### [REQUEST]
Among the entries, which lines carry the string "this"? Copy each of them.

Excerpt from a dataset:
[BEGIN]
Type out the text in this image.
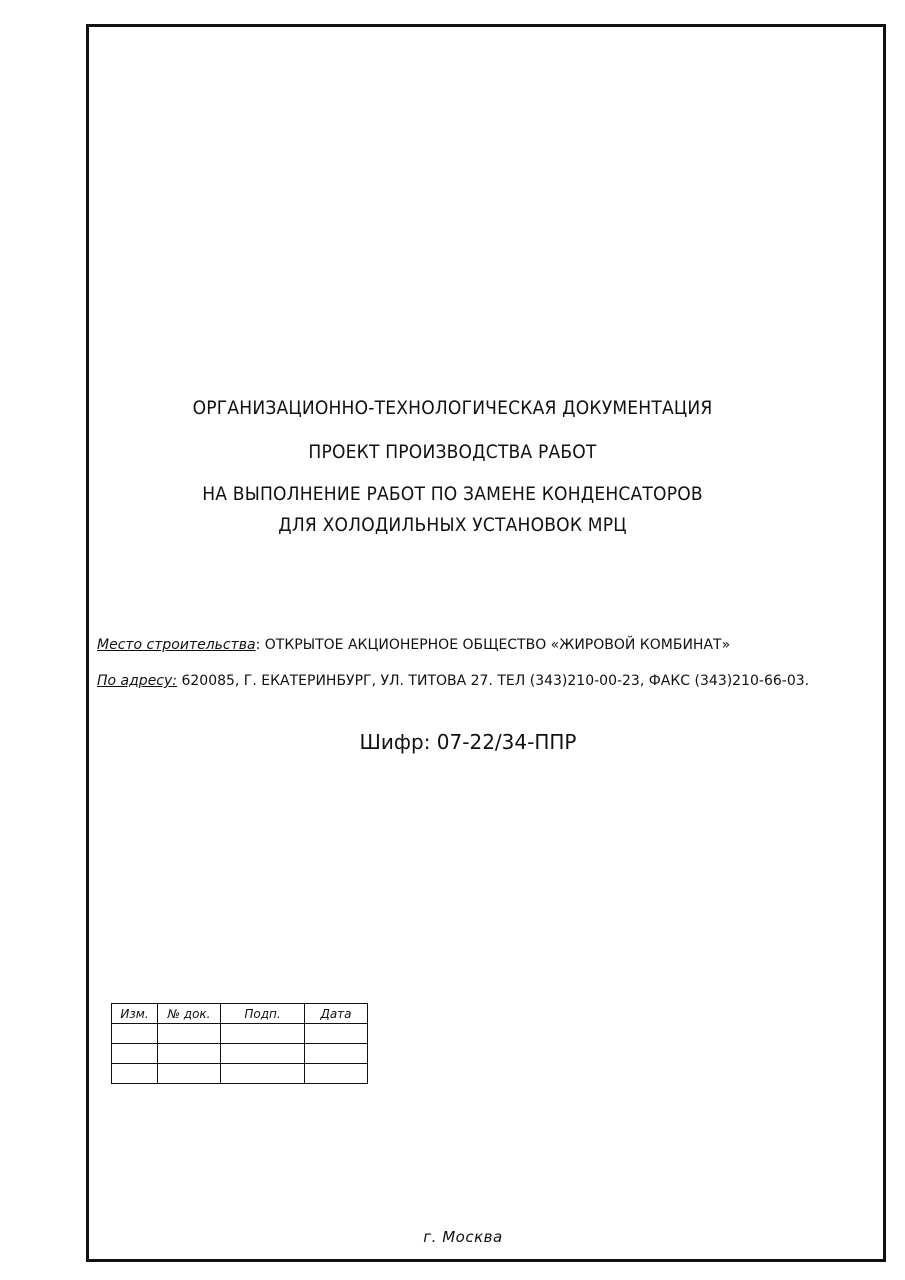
ОРГАНИЗАЦИОННО-ТЕХНОЛОГИЧЕСКАЯ ДОКУМЕНТАЦИЯ
ПРОЕКТ ПРОИЗВОДСТВА РАБОТ
НА ВЫПОЛНЕНИЕ РАБОТ ПО ЗАМЕНЕ КОНДЕНСАТОРОВ
ДЛЯ ХОЛОДИЛЬНЫХ УСТАНОВОК МРЦ
Место строительства: ОТКРЫТОЕ АКЦИОНЕРНОЕ ОБЩЕСТВО «ЖИРОВОЙ КОМБИНАТ»
По адресу: 620085, Г. ЕКАТЕРИНБУРГ, УЛ. ТИТОВА 27. ТЕЛ (343)210-00-23, ФАКС (343)210-66-03.
Шифр: 07-22/34-ППР
Изм.	№ док.	Подп.	Дата

г. Москва
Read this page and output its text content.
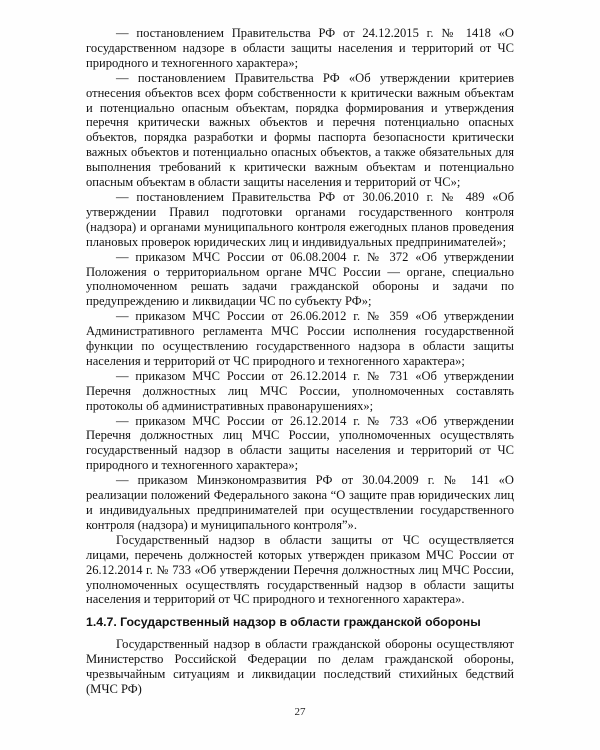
— постановлением Правительства РФ от 24.12.2015 г. № 1418 «О государственном надзоре в области защиты населения и территорий от ЧС природного и техногенного характера»;

— постановлением Правительства РФ «Об утверждении критериев отнесения объектов всех форм собственности к критически важным объектам и потенциально опасным объектам, порядка формирования и утверждения перечня критически важных объектов и перечня потенциально опасных объектов, порядка разработки и формы паспорта безопасности критически важных объектов и потенциально опасных объектов, а также обязательных для выполнения требований к критически важным объектам и потенциально опасным объектам в области защиты населения и территорий от ЧС»;

— постановлением Правительства РФ от 30.06.2010 г. № 489 «Об утверждении Правил подготовки органами государственного контроля (надзора) и органами муниципального контроля ежегодных планов проведения плановых проверок юридических лиц и индивидуальных предпринимателей»;

— приказом МЧС России от 06.08.2004 г. № 372 «Об утверждении Положения о территориальном органе МЧС России — органе, специально уполномоченном решать задачи гражданской обороны и задачи по предупреждению и ликвидации ЧС по субъекту РФ»;

— приказом МЧС России от 26.06.2012 г. № 359 «Об утверждении Административного регламента МЧС России исполнения государственной функции по осуществлению государственного надзора в области защиты населения и территорий от ЧС природного и техногенного характера»;

— приказом МЧС России от 26.12.2014 г. № 731 «Об утверждении Перечня должностных лиц МЧС России, уполномоченных составлять протоколы об административных правонарушениях»;

— приказом МЧС России от 26.12.2014 г. № 733 «Об утверждении Перечня должностных лиц МЧС России, уполномоченных осуществлять государственный надзор в области защиты населения и территорий от ЧС природного и техногенного характера»;

— приказом Минэкономразвития РФ от 30.04.2009 г. № 141 «О реализации положений Федерального закона “О защите прав юридических лиц и индивидуальных предпринимателей при осуществлении государственного контроля (надзора) и муниципального контроля”».

Государственный надзор в области защиты от ЧС осуществляется лицами, перечень должностей которых утвержден приказом МЧС России от 26.12.2014 г. № 733 «Об утверждении Перечня должностных лиц МЧС России, уполномоченных осуществлять государственный надзор в области защиты населения и территорий от ЧС природного и техногенного характера».

1.4.7. Государственный надзор в области гражданской обороны

Государственный надзор в области гражданской обороны осуществляют Министерство Российской Федерации по делам гражданской обороны, чрезвычайным ситуациям и ликвидации последствий стихийных бедствий (МЧС РФ)

27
[END]
### [EXPECTED OUTPUT]
Type out the text in this image.
Read this page and output its text content.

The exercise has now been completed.